» **EXERCISE PROMPT**: Report how many lines include the word "REACT", and nothing besides that number.

(Dataset records on visual material)
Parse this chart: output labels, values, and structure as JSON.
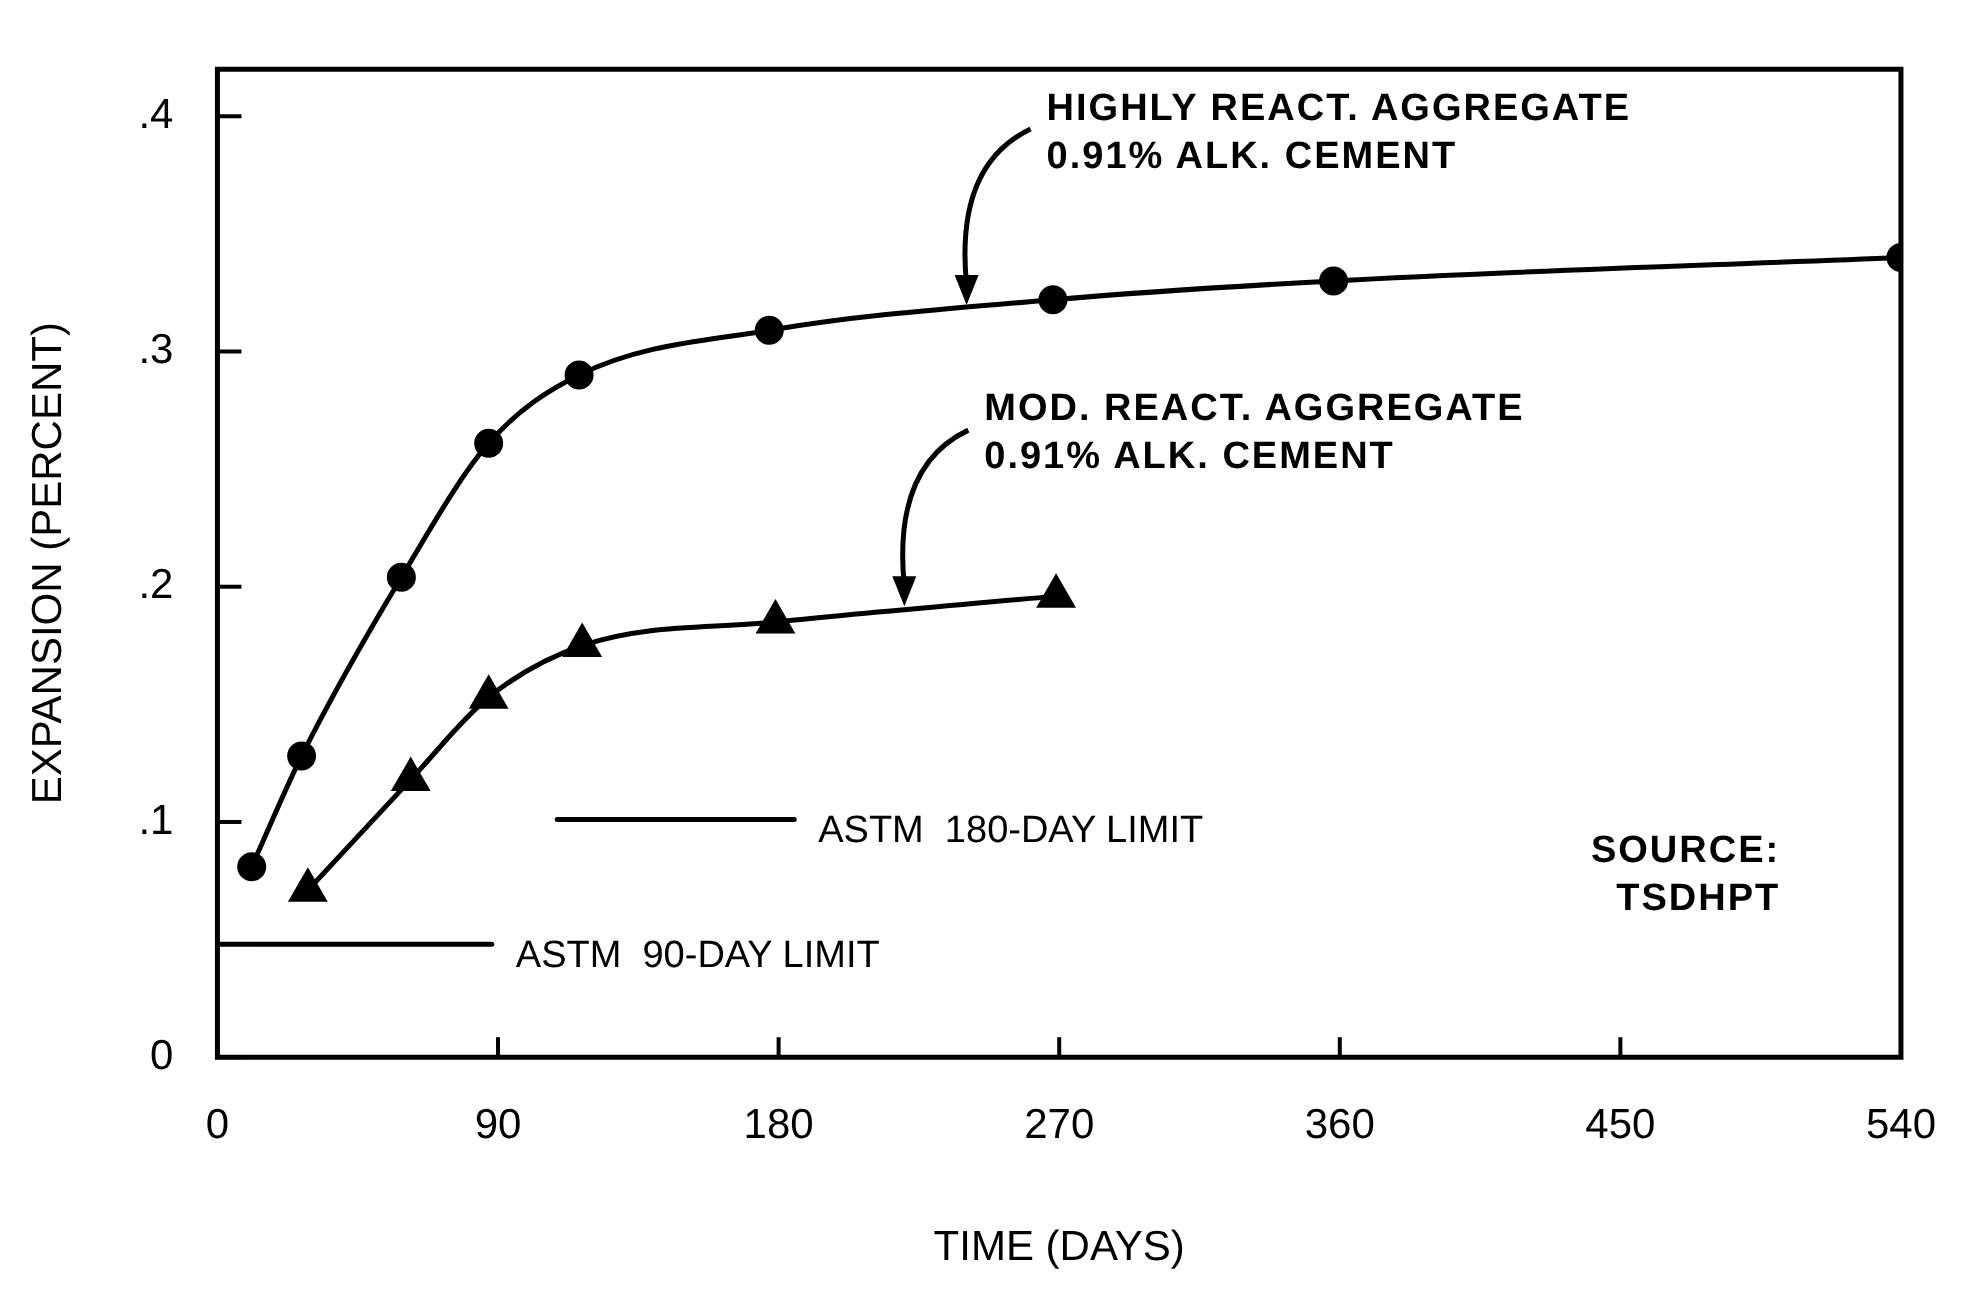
{
  "chart_data": {
    "type": "line",
    "xlabel": "TIME (DAYS)",
    "ylabel": "EXPANSION (PERCENT)",
    "xlim": [
      0,
      540
    ],
    "xticks": [
      0,
      90,
      180,
      270,
      360,
      450,
      540
    ],
    "ylim": [
      0,
      0.42
    ],
    "yticks": [
      0,
      {
        "value": 0.1,
        "label": ".1"
      },
      {
        "value": 0.2,
        "label": ".2"
      },
      {
        "value": 0.3,
        "label": ".3"
      },
      {
        "value": 0.4,
        "label": ".4"
      }
    ],
    "grid": false,
    "legend": false,
    "line_style": "solid",
    "series": [
      {
        "color": "#000000",
        "marker": "circle",
        "x": [
          11,
          27,
          59,
          87,
          116,
          177,
          268,
          358,
          540
        ],
        "values": [
          0.081,
          0.128,
          0.204,
          0.261,
          0.29,
          0.309,
          0.322,
          0.33,
          0.34
        ]
      },
      {
        "color": "#000000",
        "marker": "triangle",
        "x": [
          29,
          62,
          87,
          117,
          179,
          269
        ],
        "values": [
          0.071,
          0.118,
          0.153,
          0.175,
          0.185,
          0.196
        ]
      },
      {
        "name": "ASTM  90-DAY LIMIT",
        "color": "#000000",
        "marker": "none",
        "x": [
          0,
          88
        ],
        "values": [
          0.048,
          0.048
        ]
      },
      {
        "name": "ASTM  180-DAY LIMIT",
        "color": "#000000",
        "marker": "none",
        "x": [
          109,
          185
        ],
        "values": [
          0.101,
          0.101
        ]
      }
    ],
    "annotations": [
      "HIGHLY REACT. AGGREGATE\n0.91% ALK. CEMENT",
      "MOD. REACT. AGGREGATE\n0.91% ALK. CEMENT",
      "SOURCE:\nTSDHPT"
    ]
  }
}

» **WRITTEN ANSWER**: 2